▶ **PROBLEM TO SOLVE**
An exact reprint of all the records is the expected answer.

Stored dataset items:

---+---

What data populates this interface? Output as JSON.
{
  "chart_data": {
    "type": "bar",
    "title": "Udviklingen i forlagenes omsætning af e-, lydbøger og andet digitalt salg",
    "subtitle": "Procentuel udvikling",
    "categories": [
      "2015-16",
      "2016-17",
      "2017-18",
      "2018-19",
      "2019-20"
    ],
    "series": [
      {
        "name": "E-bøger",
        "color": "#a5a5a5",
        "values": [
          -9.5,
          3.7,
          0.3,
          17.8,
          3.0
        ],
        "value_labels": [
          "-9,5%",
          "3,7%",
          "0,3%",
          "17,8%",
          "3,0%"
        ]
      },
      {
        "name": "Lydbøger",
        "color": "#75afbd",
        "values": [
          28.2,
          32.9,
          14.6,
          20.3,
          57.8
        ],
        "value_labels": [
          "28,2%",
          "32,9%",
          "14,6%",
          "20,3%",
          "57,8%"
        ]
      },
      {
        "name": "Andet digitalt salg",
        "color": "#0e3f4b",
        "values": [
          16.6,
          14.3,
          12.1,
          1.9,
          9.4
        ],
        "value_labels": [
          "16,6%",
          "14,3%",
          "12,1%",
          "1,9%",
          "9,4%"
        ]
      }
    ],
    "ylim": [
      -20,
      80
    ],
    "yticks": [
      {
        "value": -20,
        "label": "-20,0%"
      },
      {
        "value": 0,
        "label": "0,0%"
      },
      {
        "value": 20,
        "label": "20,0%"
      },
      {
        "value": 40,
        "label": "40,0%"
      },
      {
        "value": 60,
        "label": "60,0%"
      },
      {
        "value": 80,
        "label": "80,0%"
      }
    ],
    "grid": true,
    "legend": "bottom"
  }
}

---+---

▶ **YOUR SOLUTION**
What data populates this interface? Output as JSON.
{
  "chart_data": {
    "type": "bar",
    "title": "Udviklingen i forlagenes omsætning af e-, lydbøger og andet digitalt salg",
    "subtitle": "Procentuel udvikling",
    "categories": [
      "2015-16",
      "2016-17",
      "2017-18",
      "2018-19",
      "2019-20"
    ],
    "series": [
      {
        "name": "E-bøger",
        "color": "#a5a5a5",
        "values": [
          -9.5,
          3.7,
          0.3,
          17.8,
          3.0
        ],
        "value_labels": [
          "-9,5%",
          "3,7%",
          "0,3%",
          "17,8%",
          "3,0%"
        ]
      },
      {
        "name": "Lydbøger",
        "color": "#75afbd",
        "values": [
          28.2,
          32.9,
          14.6,
          20.3,
          57.8
        ],
        "value_labels": [
          "28,2%",
          "32,9%",
          "14,6%",
          "20,3%",
          "57,8%"
        ]
      },
      {
        "name": "Andet digitalt salg",
        "color": "#0e3f4b",
        "values": [
          16.6,
          14.3,
          12.1,
          1.9,
          9.4
        ],
        "value_labels": [
          "16,6%",
          "14,3%",
          "12,1%",
          "1,9%",
          "9,4%"
        ]
      }
    ],
    "ylim": [
      -20,
      80
    ],
    "yticks": [
      {
        "value": -20,
        "label": "-20,0%"
      },
      {
        "value": 0,
        "label": "0,0%"
      },
      {
        "value": 20,
        "label": "20,0%"
      },
      {
        "value": 40,
        "label": "40,0%"
      },
      {
        "value": 60,
        "label": "60,0%"
      },
      {
        "value": 80,
        "label": "80,0%"
      }
    ],
    "grid": true,
    "legend": "bottom"
  }
}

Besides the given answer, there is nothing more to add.